WRITTEN TASK:
Write out each entry, exactly the way it appears.

----------------

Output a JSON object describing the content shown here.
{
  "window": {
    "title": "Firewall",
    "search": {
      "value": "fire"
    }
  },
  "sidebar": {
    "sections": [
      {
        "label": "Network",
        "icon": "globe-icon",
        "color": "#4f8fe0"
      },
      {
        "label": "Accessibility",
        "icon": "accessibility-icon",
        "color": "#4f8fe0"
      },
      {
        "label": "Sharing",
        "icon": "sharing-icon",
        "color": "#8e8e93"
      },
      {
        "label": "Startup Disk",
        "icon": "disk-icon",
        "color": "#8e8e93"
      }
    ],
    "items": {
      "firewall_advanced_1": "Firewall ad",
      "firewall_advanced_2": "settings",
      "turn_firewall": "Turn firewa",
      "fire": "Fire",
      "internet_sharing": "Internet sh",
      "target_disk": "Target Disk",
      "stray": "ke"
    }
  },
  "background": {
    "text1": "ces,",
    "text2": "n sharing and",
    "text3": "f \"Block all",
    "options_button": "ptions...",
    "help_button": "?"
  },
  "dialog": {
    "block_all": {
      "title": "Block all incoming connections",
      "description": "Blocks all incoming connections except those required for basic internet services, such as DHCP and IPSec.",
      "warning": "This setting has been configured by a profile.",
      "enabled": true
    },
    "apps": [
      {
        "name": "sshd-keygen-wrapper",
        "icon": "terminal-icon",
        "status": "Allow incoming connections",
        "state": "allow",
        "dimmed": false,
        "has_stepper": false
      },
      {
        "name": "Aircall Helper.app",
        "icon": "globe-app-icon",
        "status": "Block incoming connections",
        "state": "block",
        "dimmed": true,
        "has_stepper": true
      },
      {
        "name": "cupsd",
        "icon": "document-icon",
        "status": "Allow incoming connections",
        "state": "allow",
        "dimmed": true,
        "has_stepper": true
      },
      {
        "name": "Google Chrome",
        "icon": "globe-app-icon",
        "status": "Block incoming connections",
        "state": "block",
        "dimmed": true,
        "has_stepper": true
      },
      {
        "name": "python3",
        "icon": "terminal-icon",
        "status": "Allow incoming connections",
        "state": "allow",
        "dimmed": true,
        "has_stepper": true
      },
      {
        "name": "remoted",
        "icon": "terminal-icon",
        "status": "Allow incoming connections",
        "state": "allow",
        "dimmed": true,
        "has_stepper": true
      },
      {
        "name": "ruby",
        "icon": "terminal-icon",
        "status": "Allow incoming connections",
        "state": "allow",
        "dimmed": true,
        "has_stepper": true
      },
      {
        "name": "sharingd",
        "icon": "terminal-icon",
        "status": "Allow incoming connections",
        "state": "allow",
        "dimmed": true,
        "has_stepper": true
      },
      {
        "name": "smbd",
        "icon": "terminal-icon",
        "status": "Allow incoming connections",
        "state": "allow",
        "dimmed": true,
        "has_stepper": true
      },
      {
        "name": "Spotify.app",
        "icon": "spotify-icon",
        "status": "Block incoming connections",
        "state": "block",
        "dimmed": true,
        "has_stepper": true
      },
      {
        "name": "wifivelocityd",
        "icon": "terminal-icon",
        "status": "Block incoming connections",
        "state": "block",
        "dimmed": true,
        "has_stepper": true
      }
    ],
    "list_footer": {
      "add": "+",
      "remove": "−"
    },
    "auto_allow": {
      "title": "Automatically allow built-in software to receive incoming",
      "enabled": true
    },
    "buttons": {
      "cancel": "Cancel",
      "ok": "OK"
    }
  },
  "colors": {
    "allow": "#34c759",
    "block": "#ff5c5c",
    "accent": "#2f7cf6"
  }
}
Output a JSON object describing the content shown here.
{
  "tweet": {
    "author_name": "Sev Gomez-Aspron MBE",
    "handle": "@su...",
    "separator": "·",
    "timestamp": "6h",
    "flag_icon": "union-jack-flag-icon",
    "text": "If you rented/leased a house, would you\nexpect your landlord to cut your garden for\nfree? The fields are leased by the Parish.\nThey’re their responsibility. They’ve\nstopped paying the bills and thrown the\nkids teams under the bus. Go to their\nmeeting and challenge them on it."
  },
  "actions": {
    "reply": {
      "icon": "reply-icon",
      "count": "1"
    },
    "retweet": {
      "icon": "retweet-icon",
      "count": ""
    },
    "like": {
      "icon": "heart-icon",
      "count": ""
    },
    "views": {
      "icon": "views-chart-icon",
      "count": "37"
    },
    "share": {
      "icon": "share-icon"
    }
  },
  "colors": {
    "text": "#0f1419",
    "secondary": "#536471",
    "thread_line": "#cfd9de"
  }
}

----------------

SOLUTION TO THIS EXERCISE:
Output a JSON object describing the content shown here.
{
  "window": {
    "title": "Firewall",
    "search": {
      "value": "fire"
    }
  },
  "sidebar": {
    "sections": [
      {
        "label": "Network",
        "icon": "globe-icon",
        "color": "#4f8fe0"
      },
      {
        "label": "Accessibility",
        "icon": "accessibility-icon",
        "color": "#4f8fe0"
      },
      {
        "label": "Sharing",
        "icon": "sharing-icon",
        "color": "#8e8e93"
      },
      {
        "label": "Startup Disk",
        "icon": "disk-icon",
        "color": "#8e8e93"
      }
    ],
    "items": {
      "firewall_advanced_1": "Firewall ad",
      "firewall_advanced_2": "settings",
      "turn_firewall": "Turn firewa",
      "fire": "Fire",
      "internet_sharing": "Internet sh",
      "target_disk": "Target Disk",
      "stray": "ke"
    }
  },
  "background": {
    "text1": "ces,",
    "text2": "n sharing and",
    "text3": "f \"Block all",
    "options_button": "ptions...",
    "help_button": "?"
  },
  "dialog": {
    "block_all": {
      "title": "Block all incoming connections",
      "description": "Blocks all incoming connections except those required for basic internet services, such as DHCP and IPSec.",
      "warning": "This setting has been configured by a profile.",
      "enabled": true
    },
    "apps": [
      {
        "name": "sshd-keygen-wrapper",
        "icon": "terminal-icon",
        "status": "Allow incoming connections",
        "state": "allow",
        "dimmed": false,
        "has_stepper": false
      },
      {
        "name": "Aircall Helper.app",
        "icon": "globe-app-icon",
        "status": "Block incoming connections",
        "state": "block",
        "dimmed": true,
        "has_stepper": true
      },
      {
        "name": "cupsd",
        "icon": "document-icon",
        "status": "Allow incoming connections",
        "state": "allow",
        "dimmed": true,
        "has_stepper": true
      },
      {
        "name": "Google Chrome",
        "icon": "globe-app-icon",
        "status": "Block incoming connections",
        "state": "block",
        "dimmed": true,
        "has_stepper": true
      },
      {
        "name": "python3",
        "icon": "terminal-icon",
        "status": "Allow incoming connections",
        "state": "allow",
        "dimmed": true,
        "has_stepper": true
      },
      {
        "name": "remoted",
        "icon": "terminal-icon",
        "status": "Allow incoming connections",
        "state": "allow",
        "dimmed": true,
        "has_stepper": true
      },
      {
        "name": "ruby",
        "icon": "terminal-icon",
        "status": "Allow incoming connections",
        "state": "allow",
        "dimmed": true,
        "has_stepper": true
      },
      {
        "name": "sharingd",
        "icon": "terminal-icon",
        "status": "Allow incoming connections",
        "state": "allow",
        "dimmed": true,
        "has_stepper": true
      },
      {
        "name": "smbd",
        "icon": "terminal-icon",
        "status": "Allow incoming connections",
        "state": "allow",
        "dimmed": true,
        "has_stepper": true
      },
      {
        "name": "Spotify.app",
        "icon": "spotify-icon",
        "status": "Block incoming connections",
        "state": "block",
        "dimmed": true,
        "has_stepper": true
      },
      {
        "name": "wifivelocityd",
        "icon": "terminal-icon",
        "status": "Block incoming connections",
        "state": "block",
        "dimmed": true,
        "has_stepper": true
      }
    ],
    "list_footer": {
      "add": "+",
      "remove": "−"
    },
    "auto_allow": {
      "title": "Automatically allow built-in software to receive incoming",
      "enabled": true
    },
    "buttons": {
      "cancel": "Cancel",
      "ok": "OK"
    }
  },
  "colors": {
    "allow": "#34c759",
    "block": "#ff5c5c",
    "accent": "#2f7cf6"
  }
}
Output a JSON object describing the content shown here.
{
  "tweet": {
    "author_name": "Sev Gomez-Aspron MBE",
    "handle": "@su...",
    "separator": "·",
    "timestamp": "6h",
    "flag_icon": "union-jack-flag-icon",
    "text": "If you rented/leased a house, would you\nexpect your landlord to cut your garden for\nfree? The fields are leased by the Parish.\nThey’re their responsibility. They’ve\nstopped paying the bills and thrown the\nkids teams under the bus. Go to their\nmeeting and challenge them on it."
  },
  "actions": {
    "reply": {
      "icon": "reply-icon",
      "count": "1"
    },
    "retweet": {
      "icon": "retweet-icon",
      "count": ""
    },
    "like": {
      "icon": "heart-icon",
      "count": ""
    },
    "views": {
      "icon": "views-chart-icon",
      "count": "37"
    },
    "share": {
      "icon": "share-icon"
    }
  },
  "colors": {
    "text": "#0f1419",
    "secondary": "#536471",
    "thread_line": "#cfd9de"
  }
}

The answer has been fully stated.